• [WHAT THIS TASK INVOLVES]: Omit the images. Copy each entry word for word.

START

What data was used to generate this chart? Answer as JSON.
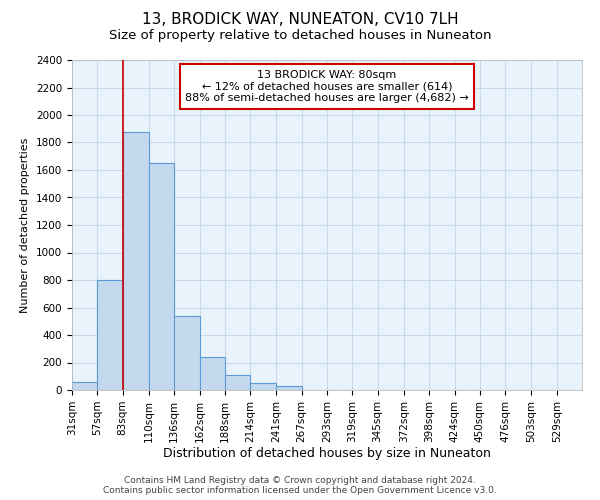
{
  "title": "13, BRODICK WAY, NUNEATON, CV10 7LH",
  "subtitle": "Size of property relative to detached houses in Nuneaton",
  "xlabel": "Distribution of detached houses by size in Nuneaton",
  "ylabel": "Number of detached properties",
  "footer_line1": "Contains HM Land Registry data © Crown copyright and database right 2024.",
  "footer_line2": "Contains public sector information licensed under the Open Government Licence v3.0.",
  "annotation_title": "13 BRODICK WAY: 80sqm",
  "annotation_line1": "← 12% of detached houses are smaller (614)",
  "annotation_line2": "88% of semi-detached houses are larger (4,682) →",
  "bar_edges": [
    31,
    57,
    83,
    110,
    136,
    162,
    188,
    214,
    241,
    267,
    293,
    319,
    345,
    372,
    398,
    424,
    450,
    476,
    503,
    529,
    555
  ],
  "bar_heights": [
    60,
    800,
    1880,
    1650,
    540,
    240,
    110,
    50,
    30,
    0,
    0,
    0,
    0,
    0,
    0,
    0,
    0,
    0,
    0,
    0
  ],
  "bar_color": "#c5d9ee",
  "bar_edge_color": "#5b9bd5",
  "vline_x": 83,
  "vline_color": "#cc0000",
  "annotation_box_color": "#cc0000",
  "ylim": [
    0,
    2400
  ],
  "yticks": [
    0,
    200,
    400,
    600,
    800,
    1000,
    1200,
    1400,
    1600,
    1800,
    2000,
    2200,
    2400
  ],
  "grid_color": "#c8daea",
  "bg_color": "#e8f3fb",
  "title_fontsize": 11,
  "subtitle_fontsize": 9.5,
  "xlabel_fontsize": 9,
  "ylabel_fontsize": 8,
  "tick_fontsize": 7.5,
  "ann_fontsize": 8,
  "footer_fontsize": 6.5
}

END

• [SOLUTION TO THIS PROBLEM]:
What data was used to generate this chart? Answer as JSON.
{
  "title": "13, BRODICK WAY, NUNEATON, CV10 7LH",
  "subtitle": "Size of property relative to detached houses in Nuneaton",
  "xlabel": "Distribution of detached houses by size in Nuneaton",
  "ylabel": "Number of detached properties",
  "footer_line1": "Contains HM Land Registry data © Crown copyright and database right 2024.",
  "footer_line2": "Contains public sector information licensed under the Open Government Licence v3.0.",
  "annotation_title": "13 BRODICK WAY: 80sqm",
  "annotation_line1": "← 12% of detached houses are smaller (614)",
  "annotation_line2": "88% of semi-detached houses are larger (4,682) →",
  "bar_edges": [
    31,
    57,
    83,
    110,
    136,
    162,
    188,
    214,
    241,
    267,
    293,
    319,
    345,
    372,
    398,
    424,
    450,
    476,
    503,
    529,
    555
  ],
  "bar_heights": [
    60,
    800,
    1880,
    1650,
    540,
    240,
    110,
    50,
    30,
    0,
    0,
    0,
    0,
    0,
    0,
    0,
    0,
    0,
    0,
    0
  ],
  "bar_color": "#c5d9ee",
  "bar_edge_color": "#5b9bd5",
  "vline_x": 83,
  "vline_color": "#cc0000",
  "annotation_box_color": "#cc0000",
  "ylim": [
    0,
    2400
  ],
  "yticks": [
    0,
    200,
    400,
    600,
    800,
    1000,
    1200,
    1400,
    1600,
    1800,
    2000,
    2200,
    2400
  ],
  "grid_color": "#c8daea",
  "bg_color": "#e8f3fb",
  "title_fontsize": 11,
  "subtitle_fontsize": 9.5,
  "xlabel_fontsize": 9,
  "ylabel_fontsize": 8,
  "tick_fontsize": 7.5,
  "ann_fontsize": 8,
  "footer_fontsize": 6.5
}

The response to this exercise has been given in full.